> Task description
Your task is to copy the material exactly.

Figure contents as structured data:
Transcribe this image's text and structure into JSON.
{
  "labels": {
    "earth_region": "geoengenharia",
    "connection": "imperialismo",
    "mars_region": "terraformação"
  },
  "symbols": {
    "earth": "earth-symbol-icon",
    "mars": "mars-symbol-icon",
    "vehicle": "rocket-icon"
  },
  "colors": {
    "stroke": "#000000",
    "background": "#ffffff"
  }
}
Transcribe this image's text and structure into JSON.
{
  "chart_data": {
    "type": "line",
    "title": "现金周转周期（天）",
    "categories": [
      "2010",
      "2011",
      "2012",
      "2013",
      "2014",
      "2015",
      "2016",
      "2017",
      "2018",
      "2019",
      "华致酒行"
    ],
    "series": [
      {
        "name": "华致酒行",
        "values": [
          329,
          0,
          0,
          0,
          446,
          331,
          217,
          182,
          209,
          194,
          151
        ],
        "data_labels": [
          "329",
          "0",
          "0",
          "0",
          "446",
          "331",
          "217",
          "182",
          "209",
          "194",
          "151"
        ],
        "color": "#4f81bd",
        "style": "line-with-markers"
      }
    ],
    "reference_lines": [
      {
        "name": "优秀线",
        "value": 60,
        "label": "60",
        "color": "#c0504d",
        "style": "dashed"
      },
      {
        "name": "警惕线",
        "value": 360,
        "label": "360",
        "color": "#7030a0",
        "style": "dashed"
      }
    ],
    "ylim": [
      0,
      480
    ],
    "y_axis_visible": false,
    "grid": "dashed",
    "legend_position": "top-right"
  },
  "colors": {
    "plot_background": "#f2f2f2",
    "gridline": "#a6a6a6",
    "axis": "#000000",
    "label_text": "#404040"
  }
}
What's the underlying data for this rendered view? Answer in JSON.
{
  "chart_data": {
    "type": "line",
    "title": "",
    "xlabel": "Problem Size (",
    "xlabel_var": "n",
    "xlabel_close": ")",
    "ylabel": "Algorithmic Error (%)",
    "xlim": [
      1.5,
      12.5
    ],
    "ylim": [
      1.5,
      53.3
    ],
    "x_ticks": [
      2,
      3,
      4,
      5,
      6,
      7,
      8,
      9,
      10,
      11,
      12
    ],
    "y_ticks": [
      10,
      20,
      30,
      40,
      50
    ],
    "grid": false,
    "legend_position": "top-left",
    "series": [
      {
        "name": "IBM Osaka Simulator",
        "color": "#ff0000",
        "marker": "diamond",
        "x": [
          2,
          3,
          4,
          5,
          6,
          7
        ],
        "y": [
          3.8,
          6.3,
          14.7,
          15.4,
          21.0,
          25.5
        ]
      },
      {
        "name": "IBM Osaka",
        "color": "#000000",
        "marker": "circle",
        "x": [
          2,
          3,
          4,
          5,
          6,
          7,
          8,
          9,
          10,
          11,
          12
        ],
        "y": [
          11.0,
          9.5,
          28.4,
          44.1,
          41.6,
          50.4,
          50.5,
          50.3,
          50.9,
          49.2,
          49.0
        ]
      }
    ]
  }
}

> Reply to the task
Transcribe this image's text and structure into JSON.
{
  "labels": {
    "earth_region": "geoengenharia",
    "connection": "imperialismo",
    "mars_region": "terraformação"
  },
  "symbols": {
    "earth": "earth-symbol-icon",
    "mars": "mars-symbol-icon",
    "vehicle": "rocket-icon"
  },
  "colors": {
    "stroke": "#000000",
    "background": "#ffffff"
  }
}
Transcribe this image's text and structure into JSON.
{
  "chart_data": {
    "type": "line",
    "title": "现金周转周期（天）",
    "categories": [
      "2010",
      "2011",
      "2012",
      "2013",
      "2014",
      "2015",
      "2016",
      "2017",
      "2018",
      "2019",
      "华致酒行"
    ],
    "series": [
      {
        "name": "华致酒行",
        "values": [
          329,
          0,
          0,
          0,
          446,
          331,
          217,
          182,
          209,
          194,
          151
        ],
        "data_labels": [
          "329",
          "0",
          "0",
          "0",
          "446",
          "331",
          "217",
          "182",
          "209",
          "194",
          "151"
        ],
        "color": "#4f81bd",
        "style": "line-with-markers"
      }
    ],
    "reference_lines": [
      {
        "name": "优秀线",
        "value": 60,
        "label": "60",
        "color": "#c0504d",
        "style": "dashed"
      },
      {
        "name": "警惕线",
        "value": 360,
        "label": "360",
        "color": "#7030a0",
        "style": "dashed"
      }
    ],
    "ylim": [
      0,
      480
    ],
    "y_axis_visible": false,
    "grid": "dashed",
    "legend_position": "top-right"
  },
  "colors": {
    "plot_background": "#f2f2f2",
    "gridline": "#a6a6a6",
    "axis": "#000000",
    "label_text": "#404040"
  }
}
What's the underlying data for this rendered view? Answer in JSON.
{
  "chart_data": {
    "type": "line",
    "title": "",
    "xlabel": "Problem Size (",
    "xlabel_var": "n",
    "xlabel_close": ")",
    "ylabel": "Algorithmic Error (%)",
    "xlim": [
      1.5,
      12.5
    ],
    "ylim": [
      1.5,
      53.3
    ],
    "x_ticks": [
      2,
      3,
      4,
      5,
      6,
      7,
      8,
      9,
      10,
      11,
      12
    ],
    "y_ticks": [
      10,
      20,
      30,
      40,
      50
    ],
    "grid": false,
    "legend_position": "top-left",
    "series": [
      {
        "name": "IBM Osaka Simulator",
        "color": "#ff0000",
        "marker": "diamond",
        "x": [
          2,
          3,
          4,
          5,
          6,
          7
        ],
        "y": [
          3.8,
          6.3,
          14.7,
          15.4,
          21.0,
          25.5
        ]
      },
      {
        "name": "IBM Osaka",
        "color": "#000000",
        "marker": "circle",
        "x": [
          2,
          3,
          4,
          5,
          6,
          7,
          8,
          9,
          10,
          11,
          12
        ],
        "y": [
          11.0,
          9.5,
          28.4,
          44.1,
          41.6,
          50.4,
          50.5,
          50.3,
          50.9,
          49.2,
          49.0
        ]
      }
    ]
  }
}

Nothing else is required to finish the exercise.